Stated task
Copy each line with the word "Caroline" in it.

########################################

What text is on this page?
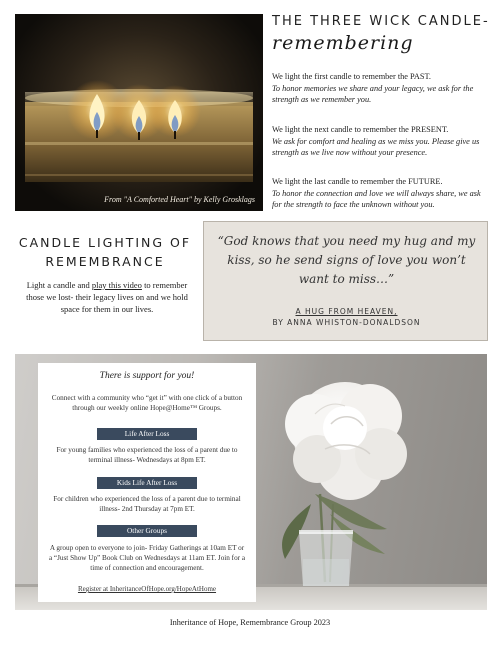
From "A Comforted Heart" by Kelly Grosklags
THE THREE WICK CANDLE-
remembering
We light the first candle to remember the PAST.
To honor memories we share and your legacy, we ask for the strength as we remember you.
We light the next candle to remember the PRESENT.
We ask for comfort and healing as we miss you. Please give us strength as we live now without your presence.
We light the last candle to remember the FUTURE.
To honor the connection and love we will always share, we ask for the strength to face the unknown without you.
CANDLE LIGHTING OF
REMEMBRANCE
Light a candle and play this video to remember those we lost- their legacy lives on and we hold space for them in our lives.
“God knows that you need my hug and my kiss, so he send signs of love you won’t want to miss…”
A HUG FROM HEAVEN,
BY ANNA WHISTON-DONALDSON
There is support for you!
Connect with a community who “get it” with one click of a button through our weekly online Hope@Home™ Groups.
Life After Loss
For young families who experienced the loss of a parent due to terminal illness- Wednesdays at 8pm ET.
Kids Life After Loss
For children who experienced the loss of a parent due to terminal illness- 2nd Thursday at 7pm ET.
Other Groups
A group open to everyone to join- Friday Gatherings at 10am ET or a “Just Show Up” Book Club on Wednesdays at 11am ET. Join for a time of connection and encouragement.
Register at InheritanceOfHope.org/HopeAtHome
Inheritance of Hope, Remembrance Group 2023
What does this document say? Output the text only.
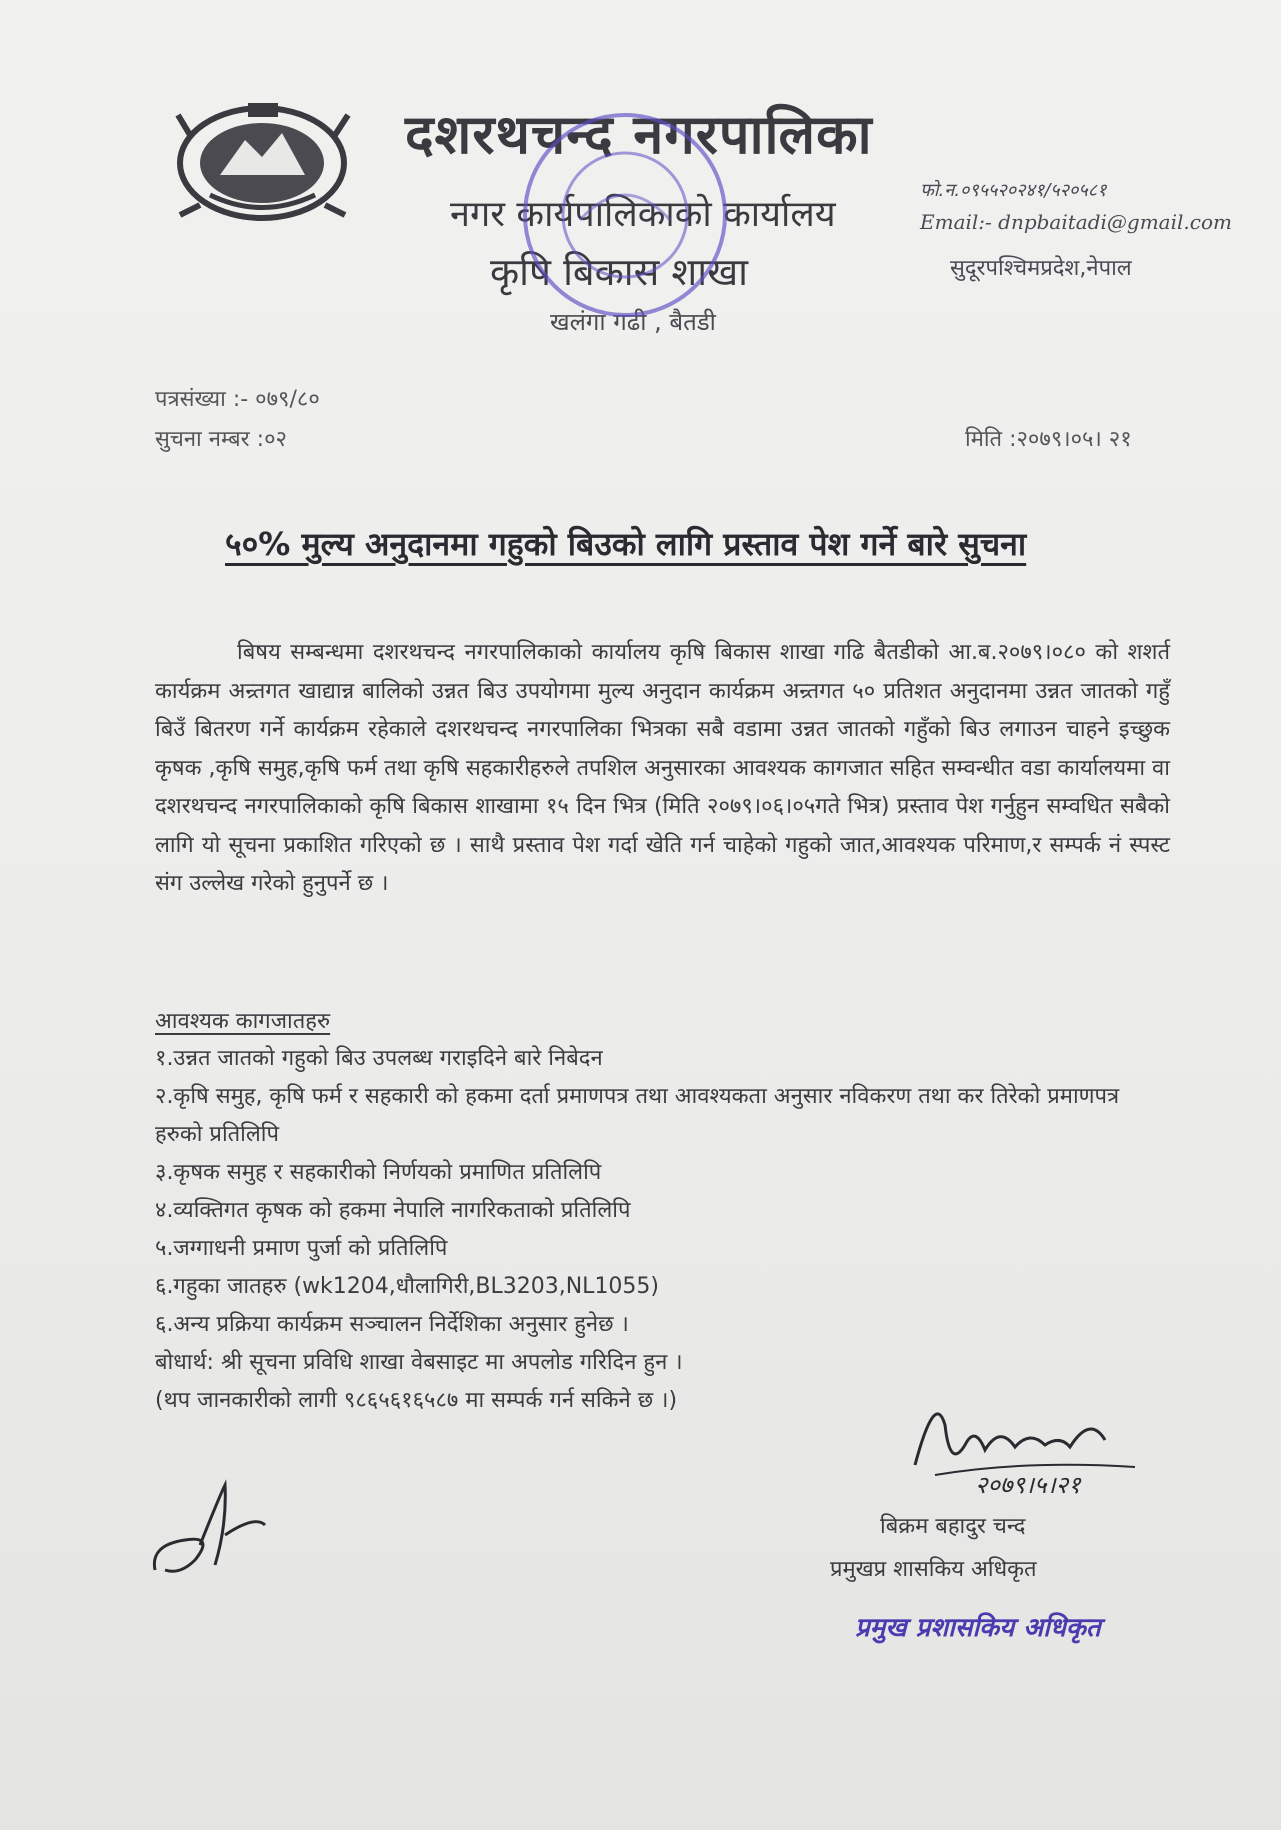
दशरथचन्द नगरपालिका
नगर कार्यपालिकाको कार्यालय
कृषि बिकास शाखा
खलंगा गढी , बैतडी
फो.न.०९५५२०२४१/५२०५८१
Email:- dnpbaitadi@gmail.com
सुदूरपश्चिमप्रदेश,नेपाल
पत्रसंख्या :- ०७९/८०
सुचना नम्बर :०२	मिति :२०७९।०५। २१
५०% मुल्य अनुदानमा गहुको बिउको लागि प्रस्ताव पेश गर्ने बारे सुचना

बिषय सम्बन्धमा दशरथचन्द नगरपालिकाको कार्यालय कृषि बिकास शाखा गढि बैतडीको आ.ब.२०७९।०८० को शशर्त कार्यक्रम अन्र्तगत खाद्यान्न बालिको उन्नत बिउ उपयोगमा मुल्य अनुदान कार्यक्रम अन्र्तगत ५० प्रतिशत अनुदानमा उन्नत जातको गहुँ बिउँ बितरण गर्ने कार्यक्रम रहेकाले दशरथचन्द नगरपालिका भित्रका सबै वडामा उन्नत जातको गहुँको बिउ लगाउन चाहने इच्छुक कृषक ,कृषि समुह,कृषि फर्म तथा कृषि सहकारीहरुले तपशिल अनुसारका आवश्यक कागजात सहित सम्वन्धीत वडा कार्यालयमा वा दशरथचन्द नगरपालिकाको कृषि बिकास शाखामा १५ दिन भित्र (मिति २०७९।०६।०५गते भित्र) प्रस्ताव पेश गर्नुहुन सम्वधित सबैको लागि यो सूचना प्रकाशित गरिएको छ । साथै प्रस्ताव पेश गर्दा खेति गर्न चाहेको गहुको जात,आवश्यक परिमाण,र सम्पर्क नं स्पस्ट संग उल्लेख गरेको हुनुपर्ने छ ।

आवश्यक कागजातहरु
१.उन्नत जातको गहुको बिउ उपलब्ध गराइदिने बारे निबेदन
२.कृषि समुह, कृषि फर्म र सहकारी को हकमा दर्ता प्रमाणपत्र तथा आवश्यकता अनुसार नविकरण तथा कर तिरेको प्रमाणपत्र हरुको प्रतिलिपि
३.कृषक समुह र सहकारीको निर्णयको प्रमाणित प्रतिलिपि
४.व्यक्तिगत कृषक को हकमा नेपालि नागरिकताको प्रतिलिपि
५.जग्गाधनी प्रमाण पुर्जा को प्रतिलिपि
६.गहुका जातहरु (wk1204,धौलागिरी,BL3203,NL1055)
६.अन्य प्रक्रिया कार्यक्रम सञ्चालन निर्देशिका अनुसार हुनेछ ।
बोधार्थ: श्री सूचना प्रविधि शाखा वेबसाइट मा अपलोड गरिदिन हुन ।
(थप जानकारीको लागी ९८६५६१६५८७ मा सम्पर्क गर्न सकिने छ ।)
२०७९।५।२१
बिक्रम बहादुर चन्द
प्रमुखप्र शासकिय अधिकृत
प्रमुख प्रशासकिय अधिकृत
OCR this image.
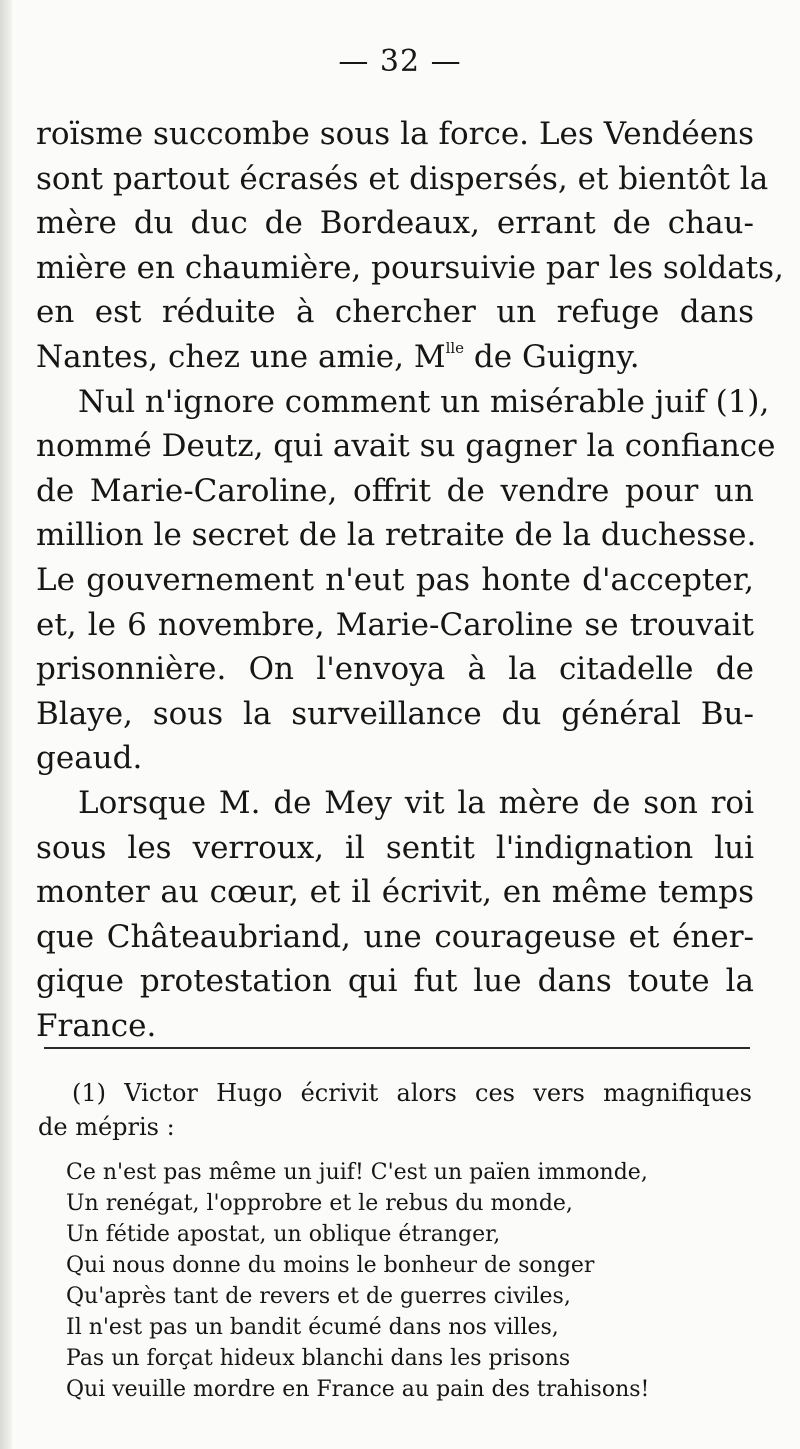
— 32 —
roïsme succombe sous la force. Les Vendéens
sont partout écrasés et dispersés, et bientôt la
mère du duc de Bordeaux, errant de chau-
mière en chaumière, poursuivie par les soldats,
en est réduite à chercher un refuge dans
Nantes, chez une amie, $M^{lle}$ de Guigny.
Nul n'ignore comment un misérable juif (1),
nommé Deutz, qui avait su gagner la confiance
de Marie-Caroline, offrit de vendre pour un
million le secret de la retraite de la duchesse.
Le gouvernement n'eut pas honte d'accepter,
et, le 6 novembre, Marie-Caroline se trouvait
prisonnière. On l'envoya à la citadelle de
Blaye, sous la surveillance du général Bu-
geaud.
Lorsque M. de Mey vit la mère de son roi
sous les verroux, il sentit l'indignation lui
monter au cœur, et il écrivit, en même temps
que Châteaubriand, une courageuse et éner-
gique protestation qui fut lue dans toute la
France.
(1) Victor Hugo écrivit alors ces vers magnifiques
de mépris :
Ce n'est pas même un juif! C'est un païen immonde,
Un renégat, l'opprobre et le rebus du monde,
Un fétide apostat, un oblique étranger,
Qui nous donne du moins le bonheur de songer
Qu'après tant de revers et de guerres civiles,
Il n'est pas un bandit écumé dans nos villes,
Pas un forçat hideux blanchi dans les prisons
Qui veuille mordre en France au pain des trahisons!
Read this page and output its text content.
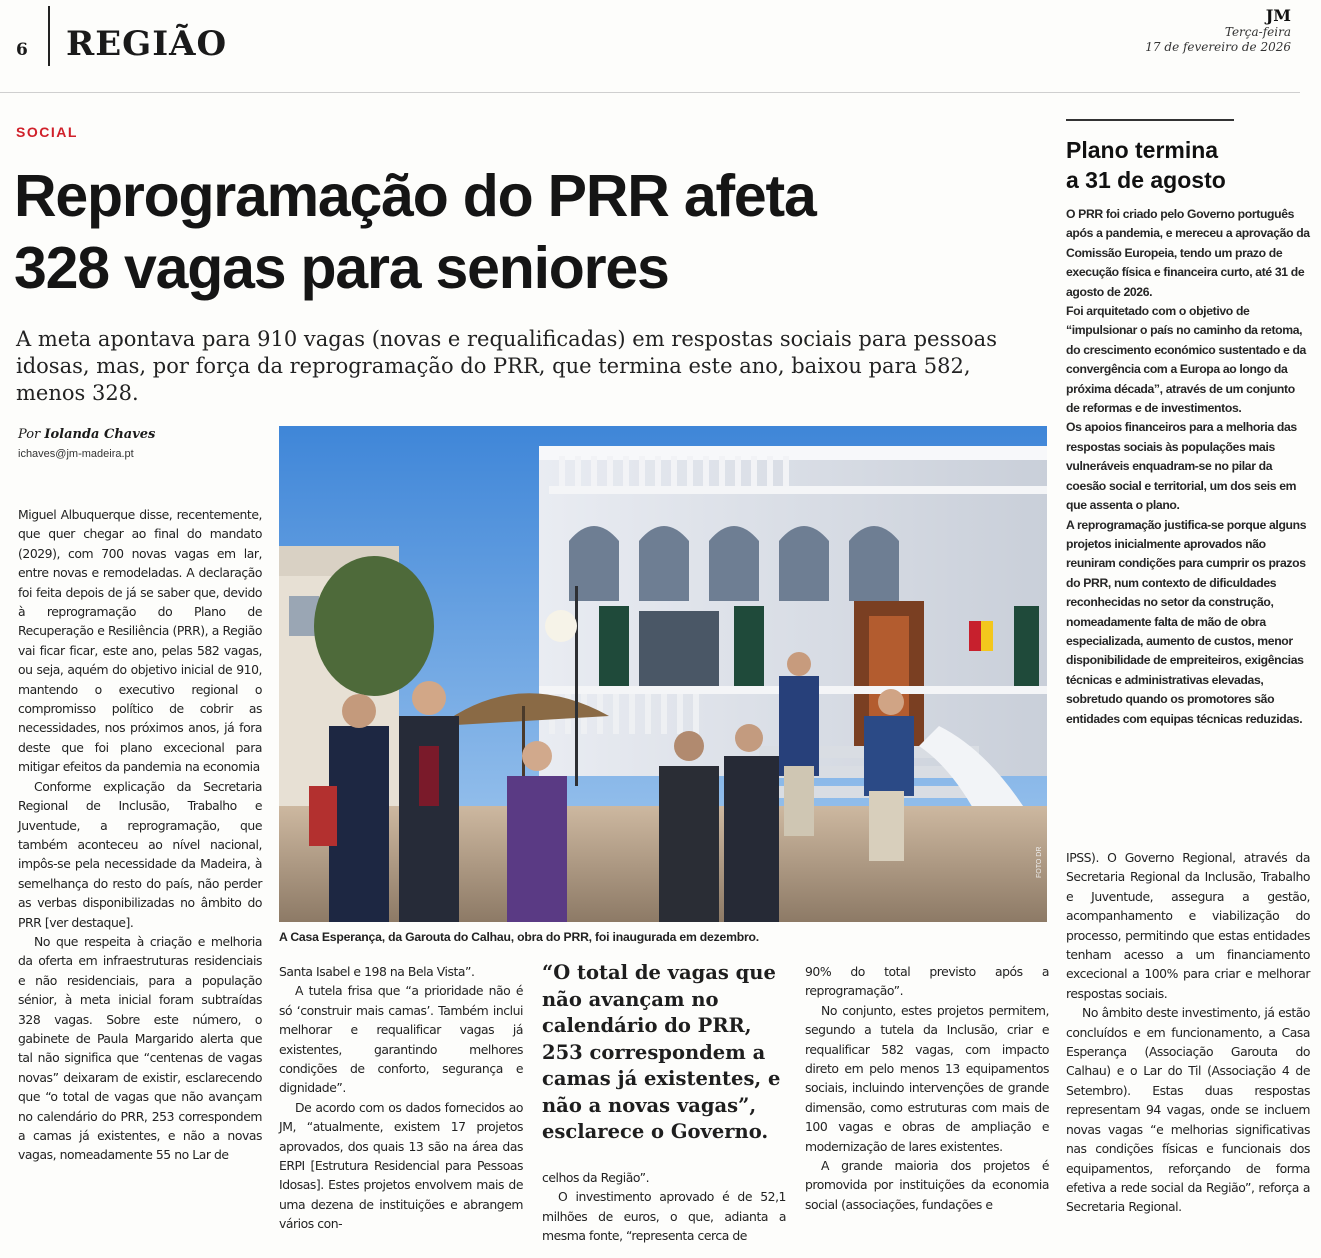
6 REGIÃO
JM
Terça-feira
17 de fevereiro de 2026
SOCIAL
Reprogramação do PRR afeta
328 vagas para seniores
A meta apontava para 910 vagas (novas e requalificadas) em respostas sociais para pessoas idosas, mas, por força da reprogramação do PRR, que termina este ano, baixou para 582, menos 328.
Por Iolanda Chaves
ichaves@jm-madeira.pt

Miguel Albuquerque disse, recentemente, que quer chegar ao final do mandato (2029), com 700 novas vagas em lar, entre novas e remodeladas. A declaração foi feita depois de já se saber que, devido à reprogramação do Plano de Recuperação e Resiliência (PRR), a Região vai ficar ficar, este ano, pelas 582 vagas, ou seja, aquém do objetivo inicial de 910, mantendo o executivo regional o compromisso político de cobrir as necessidades, nos próximos anos, já fora deste que foi plano excecional para mitigar efeitos da pandemia na economia

Conforme explicação da Secretaria Regional de Inclusão, Trabalho e Juventude, a reprogramação, que também aconteceu ao nível nacional, impôs-se pela necessidade da Madeira, à semelhança do resto do país, não perder as verbas disponibilizadas no âmbito do PRR [ver destaque].

No que respeita à criação e melhoria da oferta em infraestruturas residenciais e não residenciais, para a população sénior, à meta inicial foram subtraídas 328 vagas. Sobre este número, o gabinete de Paula Margarido alerta que tal não significa que “centenas de vagas novas” deixaram de existir, esclarecendo que “o total de vagas que não avançam no calendário do PRR, 253 correspondem a camas já existentes, e não a novas vagas, nomeadamente 55 no Lar de

FOTO DR
A Casa Esperança, da Garouta do Calhau, obra do PRR, foi inaugurada em dezembro.

Santa Isabel e 198 na Bela Vista”.

A tutela frisa que “a prioridade não é só ‘construir mais camas’. Também inclui melhorar e requalificar vagas já existentes, garantindo melhores condições de conforto, segurança e dignidade”.

De acordo com os dados fornecidos ao JM, “atualmente, existem 17 projetos aprovados, dos quais 13 são na área das ERPI [Estrutura Residencial para Pessoas Idosas]. Estes projetos envolvem mais de uma dezena de instituições e abrangem vários con-

“O total de vagas que não avançam no calendário do PRR, 253 correspondem a camas já existentes, e não a novas vagas”, esclarece o Governo.

celhos da Região”.

O investimento aprovado é de 52,1 milhões de euros, o que, adianta a mesma fonte, “representa cerca de

90% do total previsto após a reprogramação”.

No conjunto, estes projetos permitem, segundo a tutela da Inclusão, criar e requalificar 582 vagas, com impacto direto em pelo menos 13 equipamentos sociais, incluindo intervenções de grande dimensão, como estruturas com mais de 100 vagas e obras de ampliação e modernização de lares existentes.

A grande maioria dos projetos é promovida por instituições da economia social (associações, fundações e

Plano termina
a 31 de agosto

O PRR foi criado pelo Governo português após a pandemia, e mereceu a aprovação da Comissão Europeia, tendo um prazo de execução física e financeira curto, até 31 de agosto de 2026.

Foi arquitetado com o objetivo de “impulsionar o país no caminho da retoma, do crescimento económico sustentado e da convergência com a Europa ao longo da próxima década”, através de um conjunto de reformas e de investimentos.

Os apoios financeiros para a melhoria das respostas sociais às populações mais vulneráveis enquadram-se no pilar da coesão social e territorial, um dos seis em que assenta o plano.

A reprogramação justifica-se porque alguns projetos inicialmente aprovados não reuniram condições para cumprir os prazos do PRR, num contexto de dificuldades reconhecidas no setor da construção, nomeadamente falta de mão de obra especializada, aumento de custos, menor disponibilidade de empreiteiros, exigências técnicas e administrativas elevadas, sobretudo quando os promotores são entidades com equipas técnicas reduzidas.

IPSS). O Governo Regional, através da Secretaria Regional da Inclusão, Trabalho e Juventude, assegura a gestão, acompanhamento e viabilização do processo, permitindo que estas entidades tenham acesso a um financiamento excecional a 100% para criar e melhorar respostas sociais.

No âmbito deste investimento, já estão concluídos e em funcionamento, a Casa Esperança (Associação Garouta do Calhau) e o Lar do Til (Associação 4 de Setembro). Estas duas respostas representam 94 vagas, onde se incluem novas vagas “e melhorias significativas nas condições físicas e funcionais dos equipamentos, reforçando de forma efetiva a rede social da Região”, reforça a Secretaria Regional.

########################################

Exercise response
de Marie-Caroline, offrit de vendre pour un
et, le 6 novembre, Marie-Caroline se trouvait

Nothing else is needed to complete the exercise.